# Records for the exercise:
+ + +
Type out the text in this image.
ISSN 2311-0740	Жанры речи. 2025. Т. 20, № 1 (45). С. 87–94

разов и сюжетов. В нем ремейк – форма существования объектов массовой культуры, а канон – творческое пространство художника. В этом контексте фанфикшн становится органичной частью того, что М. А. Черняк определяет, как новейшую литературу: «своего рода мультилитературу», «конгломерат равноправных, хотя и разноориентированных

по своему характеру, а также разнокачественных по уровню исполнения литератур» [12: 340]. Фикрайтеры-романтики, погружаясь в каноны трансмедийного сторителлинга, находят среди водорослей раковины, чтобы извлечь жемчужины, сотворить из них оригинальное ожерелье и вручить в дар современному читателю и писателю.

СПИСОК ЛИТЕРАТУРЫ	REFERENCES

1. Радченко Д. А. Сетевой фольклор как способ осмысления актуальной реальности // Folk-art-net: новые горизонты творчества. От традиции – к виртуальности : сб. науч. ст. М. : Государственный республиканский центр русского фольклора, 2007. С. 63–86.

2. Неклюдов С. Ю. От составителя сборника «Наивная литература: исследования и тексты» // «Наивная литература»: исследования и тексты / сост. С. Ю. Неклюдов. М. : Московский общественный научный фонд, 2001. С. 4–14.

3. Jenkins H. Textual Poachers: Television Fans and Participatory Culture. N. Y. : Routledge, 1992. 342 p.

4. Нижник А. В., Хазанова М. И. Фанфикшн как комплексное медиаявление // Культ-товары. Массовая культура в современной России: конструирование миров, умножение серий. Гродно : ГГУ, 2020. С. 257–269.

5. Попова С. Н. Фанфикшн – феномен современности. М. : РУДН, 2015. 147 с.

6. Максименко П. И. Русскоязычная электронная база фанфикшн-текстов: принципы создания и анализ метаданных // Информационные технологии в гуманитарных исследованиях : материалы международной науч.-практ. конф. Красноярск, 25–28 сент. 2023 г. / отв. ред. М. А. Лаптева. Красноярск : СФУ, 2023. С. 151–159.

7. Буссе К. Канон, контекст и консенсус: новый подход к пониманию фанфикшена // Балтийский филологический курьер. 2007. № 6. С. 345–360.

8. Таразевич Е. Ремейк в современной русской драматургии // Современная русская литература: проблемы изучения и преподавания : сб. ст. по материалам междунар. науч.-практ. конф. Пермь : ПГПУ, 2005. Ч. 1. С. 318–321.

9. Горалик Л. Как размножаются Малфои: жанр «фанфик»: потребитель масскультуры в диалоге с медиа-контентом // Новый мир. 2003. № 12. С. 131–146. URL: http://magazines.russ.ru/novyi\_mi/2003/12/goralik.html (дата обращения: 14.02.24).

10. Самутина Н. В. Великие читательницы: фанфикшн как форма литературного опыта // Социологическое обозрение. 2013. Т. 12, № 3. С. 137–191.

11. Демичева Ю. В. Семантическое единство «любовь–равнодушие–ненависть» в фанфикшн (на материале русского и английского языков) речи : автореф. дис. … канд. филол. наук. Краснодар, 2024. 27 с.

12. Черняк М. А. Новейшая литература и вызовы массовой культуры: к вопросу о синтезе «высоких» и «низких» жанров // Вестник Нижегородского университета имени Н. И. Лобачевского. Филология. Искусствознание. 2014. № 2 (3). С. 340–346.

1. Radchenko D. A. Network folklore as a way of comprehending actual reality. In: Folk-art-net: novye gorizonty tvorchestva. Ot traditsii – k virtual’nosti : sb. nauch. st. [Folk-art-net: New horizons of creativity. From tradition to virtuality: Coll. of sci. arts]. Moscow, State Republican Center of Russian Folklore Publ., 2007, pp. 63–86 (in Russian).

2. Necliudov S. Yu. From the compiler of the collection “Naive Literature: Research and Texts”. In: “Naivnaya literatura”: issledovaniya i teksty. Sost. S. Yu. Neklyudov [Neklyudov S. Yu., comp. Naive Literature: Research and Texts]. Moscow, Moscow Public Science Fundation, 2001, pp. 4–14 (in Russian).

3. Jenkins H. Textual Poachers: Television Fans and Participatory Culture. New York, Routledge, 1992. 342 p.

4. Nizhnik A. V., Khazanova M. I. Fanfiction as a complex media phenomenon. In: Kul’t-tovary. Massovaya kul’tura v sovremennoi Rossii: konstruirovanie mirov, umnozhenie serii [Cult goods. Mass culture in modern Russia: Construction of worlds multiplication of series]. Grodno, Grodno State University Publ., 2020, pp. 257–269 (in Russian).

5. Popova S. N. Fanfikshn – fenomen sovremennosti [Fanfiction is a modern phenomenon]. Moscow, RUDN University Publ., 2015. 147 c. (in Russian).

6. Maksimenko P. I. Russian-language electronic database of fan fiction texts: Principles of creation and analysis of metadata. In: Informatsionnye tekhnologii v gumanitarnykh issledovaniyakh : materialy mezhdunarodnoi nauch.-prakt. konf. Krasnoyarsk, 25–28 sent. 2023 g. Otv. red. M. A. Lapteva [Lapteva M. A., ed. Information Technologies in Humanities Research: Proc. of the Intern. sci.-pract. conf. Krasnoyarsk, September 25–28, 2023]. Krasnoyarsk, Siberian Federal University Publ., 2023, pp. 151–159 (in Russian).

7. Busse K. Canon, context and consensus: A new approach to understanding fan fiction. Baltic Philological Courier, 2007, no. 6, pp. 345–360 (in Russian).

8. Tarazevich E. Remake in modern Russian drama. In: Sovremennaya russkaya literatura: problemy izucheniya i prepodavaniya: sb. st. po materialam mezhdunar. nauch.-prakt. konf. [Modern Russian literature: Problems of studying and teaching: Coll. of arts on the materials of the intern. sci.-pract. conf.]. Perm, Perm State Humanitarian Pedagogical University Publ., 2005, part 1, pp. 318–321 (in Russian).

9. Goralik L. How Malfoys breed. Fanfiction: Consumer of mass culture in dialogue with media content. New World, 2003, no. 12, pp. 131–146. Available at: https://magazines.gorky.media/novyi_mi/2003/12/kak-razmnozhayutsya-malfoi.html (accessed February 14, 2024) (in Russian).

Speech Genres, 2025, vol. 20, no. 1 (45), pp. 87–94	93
+ + +
# What to produce:
Determine how many lines of the data contain "Textual" and give nothing but that number.

# Complete answer:
2